Entries supplied:
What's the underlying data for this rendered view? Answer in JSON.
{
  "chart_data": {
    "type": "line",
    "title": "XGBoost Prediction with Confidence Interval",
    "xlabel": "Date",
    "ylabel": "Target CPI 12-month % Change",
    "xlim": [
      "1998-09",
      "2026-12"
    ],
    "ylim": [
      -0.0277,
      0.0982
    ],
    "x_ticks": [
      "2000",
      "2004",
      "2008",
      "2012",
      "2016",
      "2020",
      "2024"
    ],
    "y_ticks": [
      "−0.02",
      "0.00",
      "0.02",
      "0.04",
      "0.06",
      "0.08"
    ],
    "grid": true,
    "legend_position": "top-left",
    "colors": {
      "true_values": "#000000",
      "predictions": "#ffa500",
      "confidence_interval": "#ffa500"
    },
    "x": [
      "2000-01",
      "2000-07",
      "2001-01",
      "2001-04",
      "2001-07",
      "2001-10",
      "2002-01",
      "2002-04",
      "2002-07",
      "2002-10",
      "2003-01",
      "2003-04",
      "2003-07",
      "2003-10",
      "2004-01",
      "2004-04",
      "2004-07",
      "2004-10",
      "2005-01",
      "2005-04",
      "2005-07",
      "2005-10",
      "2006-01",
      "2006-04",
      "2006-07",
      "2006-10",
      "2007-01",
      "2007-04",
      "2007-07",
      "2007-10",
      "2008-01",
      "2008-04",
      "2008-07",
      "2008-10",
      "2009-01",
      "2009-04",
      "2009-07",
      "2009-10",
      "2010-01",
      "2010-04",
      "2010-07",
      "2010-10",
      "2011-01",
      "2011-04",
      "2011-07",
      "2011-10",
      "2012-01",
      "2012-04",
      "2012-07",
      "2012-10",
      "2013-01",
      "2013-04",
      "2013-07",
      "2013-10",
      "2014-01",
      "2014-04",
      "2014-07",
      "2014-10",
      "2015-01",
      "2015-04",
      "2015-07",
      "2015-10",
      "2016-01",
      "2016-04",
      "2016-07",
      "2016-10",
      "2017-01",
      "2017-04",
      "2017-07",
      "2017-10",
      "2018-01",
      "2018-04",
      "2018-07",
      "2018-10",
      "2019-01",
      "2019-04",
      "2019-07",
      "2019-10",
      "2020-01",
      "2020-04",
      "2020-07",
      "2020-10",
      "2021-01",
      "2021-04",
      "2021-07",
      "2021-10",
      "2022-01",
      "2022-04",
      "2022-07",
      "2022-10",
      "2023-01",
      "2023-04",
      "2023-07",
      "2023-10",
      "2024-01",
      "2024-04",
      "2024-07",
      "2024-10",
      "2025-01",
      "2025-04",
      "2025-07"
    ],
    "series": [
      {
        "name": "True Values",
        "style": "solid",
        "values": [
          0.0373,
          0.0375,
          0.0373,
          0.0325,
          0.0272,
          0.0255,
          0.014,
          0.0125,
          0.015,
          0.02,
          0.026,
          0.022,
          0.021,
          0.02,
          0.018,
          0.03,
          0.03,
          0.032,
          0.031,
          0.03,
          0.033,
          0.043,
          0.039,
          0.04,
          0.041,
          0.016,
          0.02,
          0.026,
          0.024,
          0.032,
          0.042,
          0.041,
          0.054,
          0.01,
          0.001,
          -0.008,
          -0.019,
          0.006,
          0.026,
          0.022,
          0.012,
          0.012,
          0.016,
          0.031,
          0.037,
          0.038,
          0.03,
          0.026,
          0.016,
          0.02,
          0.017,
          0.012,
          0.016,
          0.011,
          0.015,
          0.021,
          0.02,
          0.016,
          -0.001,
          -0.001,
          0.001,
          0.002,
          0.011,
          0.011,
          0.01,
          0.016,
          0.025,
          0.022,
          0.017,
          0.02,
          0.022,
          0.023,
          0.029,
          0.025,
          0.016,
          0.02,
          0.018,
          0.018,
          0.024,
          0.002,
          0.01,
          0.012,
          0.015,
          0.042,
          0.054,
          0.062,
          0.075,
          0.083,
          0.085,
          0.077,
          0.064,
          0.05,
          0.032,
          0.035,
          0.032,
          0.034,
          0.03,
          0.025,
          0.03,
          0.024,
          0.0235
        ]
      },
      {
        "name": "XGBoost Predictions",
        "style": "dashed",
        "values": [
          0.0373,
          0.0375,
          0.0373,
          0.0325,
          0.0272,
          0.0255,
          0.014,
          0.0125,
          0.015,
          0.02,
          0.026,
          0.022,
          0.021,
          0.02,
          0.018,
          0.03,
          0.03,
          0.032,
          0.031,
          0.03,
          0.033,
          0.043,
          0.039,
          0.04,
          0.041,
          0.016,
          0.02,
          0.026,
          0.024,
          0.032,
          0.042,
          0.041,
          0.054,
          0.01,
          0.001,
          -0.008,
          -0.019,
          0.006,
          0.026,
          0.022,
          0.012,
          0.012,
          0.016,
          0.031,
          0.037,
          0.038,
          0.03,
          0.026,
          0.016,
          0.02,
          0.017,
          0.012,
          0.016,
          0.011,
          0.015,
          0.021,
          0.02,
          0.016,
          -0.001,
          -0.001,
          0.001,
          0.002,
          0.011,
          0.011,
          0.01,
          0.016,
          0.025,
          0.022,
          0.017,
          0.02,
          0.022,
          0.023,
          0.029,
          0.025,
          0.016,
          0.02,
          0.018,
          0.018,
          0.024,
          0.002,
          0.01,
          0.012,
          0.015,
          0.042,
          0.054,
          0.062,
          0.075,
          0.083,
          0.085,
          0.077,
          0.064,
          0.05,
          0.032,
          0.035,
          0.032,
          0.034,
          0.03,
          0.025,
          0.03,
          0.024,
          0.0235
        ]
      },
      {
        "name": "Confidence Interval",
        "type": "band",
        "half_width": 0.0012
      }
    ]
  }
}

Stated problem: Restate all of the entries above precisely.

Task solution:
What's the underlying data for this rendered view? Answer in JSON.
{
  "chart_data": {
    "type": "line",
    "title": "XGBoost Prediction with Confidence Interval",
    "xlabel": "Date",
    "ylabel": "Target CPI 12-month % Change",
    "xlim": [
      "1998-09",
      "2026-12"
    ],
    "ylim": [
      -0.0277,
      0.0982
    ],
    "x_ticks": [
      "2000",
      "2004",
      "2008",
      "2012",
      "2016",
      "2020",
      "2024"
    ],
    "y_ticks": [
      "−0.02",
      "0.00",
      "0.02",
      "0.04",
      "0.06",
      "0.08"
    ],
    "grid": true,
    "legend_position": "top-left",
    "colors": {
      "true_values": "#000000",
      "predictions": "#ffa500",
      "confidence_interval": "#ffa500"
    },
    "x": [
      "2000-01",
      "2000-07",
      "2001-01",
      "2001-04",
      "2001-07",
      "2001-10",
      "2002-01",
      "2002-04",
      "2002-07",
      "2002-10",
      "2003-01",
      "2003-04",
      "2003-07",
      "2003-10",
      "2004-01",
      "2004-04",
      "2004-07",
      "2004-10",
      "2005-01",
      "2005-04",
      "2005-07",
      "2005-10",
      "2006-01",
      "2006-04",
      "2006-07",
      "2006-10",
      "2007-01",
      "2007-04",
      "2007-07",
      "2007-10",
      "2008-01",
      "2008-04",
      "2008-07",
      "2008-10",
      "2009-01",
      "2009-04",
      "2009-07",
      "2009-10",
      "2010-01",
      "2010-04",
      "2010-07",
      "2010-10",
      "2011-01",
      "2011-04",
      "2011-07",
      "2011-10",
      "2012-01",
      "2012-04",
      "2012-07",
      "2012-10",
      "2013-01",
      "2013-04",
      "2013-07",
      "2013-10",
      "2014-01",
      "2014-04",
      "2014-07",
      "2014-10",
      "2015-01",
      "2015-04",
      "2015-07",
      "2015-10",
      "2016-01",
      "2016-04",
      "2016-07",
      "2016-10",
      "2017-01",
      "2017-04",
      "2017-07",
      "2017-10",
      "2018-01",
      "2018-04",
      "2018-07",
      "2018-10",
      "2019-01",
      "2019-04",
      "2019-07",
      "2019-10",
      "2020-01",
      "2020-04",
      "2020-07",
      "2020-10",
      "2021-01",
      "2021-04",
      "2021-07",
      "2021-10",
      "2022-01",
      "2022-04",
      "2022-07",
      "2022-10",
      "2023-01",
      "2023-04",
      "2023-07",
      "2023-10",
      "2024-01",
      "2024-04",
      "2024-07",
      "2024-10",
      "2025-01",
      "2025-04",
      "2025-07"
    ],
    "series": [
      {
        "name": "True Values",
        "style": "solid",
        "values": [
          0.0373,
          0.0375,
          0.0373,
          0.0325,
          0.0272,
          0.0255,
          0.014,
          0.0125,
          0.015,
          0.02,
          0.026,
          0.022,
          0.021,
          0.02,
          0.018,
          0.03,
          0.03,
          0.032,
          0.031,
          0.03,
          0.033,
          0.043,
          0.039,
          0.04,
          0.041,
          0.016,
          0.02,
          0.026,
          0.024,
          0.032,
          0.042,
          0.041,
          0.054,
          0.01,
          0.001,
          -0.008,
          -0.019,
          0.006,
          0.026,
          0.022,
          0.012,
          0.012,
          0.016,
          0.031,
          0.037,
          0.038,
          0.03,
          0.026,
          0.016,
          0.02,
          0.017,
          0.012,
          0.016,
          0.011,
          0.015,
          0.021,
          0.02,
          0.016,
          -0.001,
          -0.001,
          0.001,
          0.002,
          0.011,
          0.011,
          0.01,
          0.016,
          0.025,
          0.022,
          0.017,
          0.02,
          0.022,
          0.023,
          0.029,
          0.025,
          0.016,
          0.02,
          0.018,
          0.018,
          0.024,
          0.002,
          0.01,
          0.012,
          0.015,
          0.042,
          0.054,
          0.062,
          0.075,
          0.083,
          0.085,
          0.077,
          0.064,
          0.05,
          0.032,
          0.035,
          0.032,
          0.034,
          0.03,
          0.025,
          0.03,
          0.024,
          0.0235
        ]
      },
      {
        "name": "XGBoost Predictions",
        "style": "dashed",
        "values": [
          0.0373,
          0.0375,
          0.0373,
          0.0325,
          0.0272,
          0.0255,
          0.014,
          0.0125,
          0.015,
          0.02,
          0.026,
          0.022,
          0.021,
          0.02,
          0.018,
          0.03,
          0.03,
          0.032,
          0.031,
          0.03,
          0.033,
          0.043,
          0.039,
          0.04,
          0.041,
          0.016,
          0.02,
          0.026,
          0.024,
          0.032,
          0.042,
          0.041,
          0.054,
          0.01,
          0.001,
          -0.008,
          -0.019,
          0.006,
          0.026,
          0.022,
          0.012,
          0.012,
          0.016,
          0.031,
          0.037,
          0.038,
          0.03,
          0.026,
          0.016,
          0.02,
          0.017,
          0.012,
          0.016,
          0.011,
          0.015,
          0.021,
          0.02,
          0.016,
          -0.001,
          -0.001,
          0.001,
          0.002,
          0.011,
          0.011,
          0.01,
          0.016,
          0.025,
          0.022,
          0.017,
          0.02,
          0.022,
          0.023,
          0.029,
          0.025,
          0.016,
          0.02,
          0.018,
          0.018,
          0.024,
          0.002,
          0.01,
          0.012,
          0.015,
          0.042,
          0.054,
          0.062,
          0.075,
          0.083,
          0.085,
          0.077,
          0.064,
          0.05,
          0.032,
          0.035,
          0.032,
          0.034,
          0.03,
          0.025,
          0.03,
          0.024,
          0.0235
        ]
      },
      {
        "name": "Confidence Interval",
        "type": "band",
        "half_width": 0.0012
      }
    ]
  }
}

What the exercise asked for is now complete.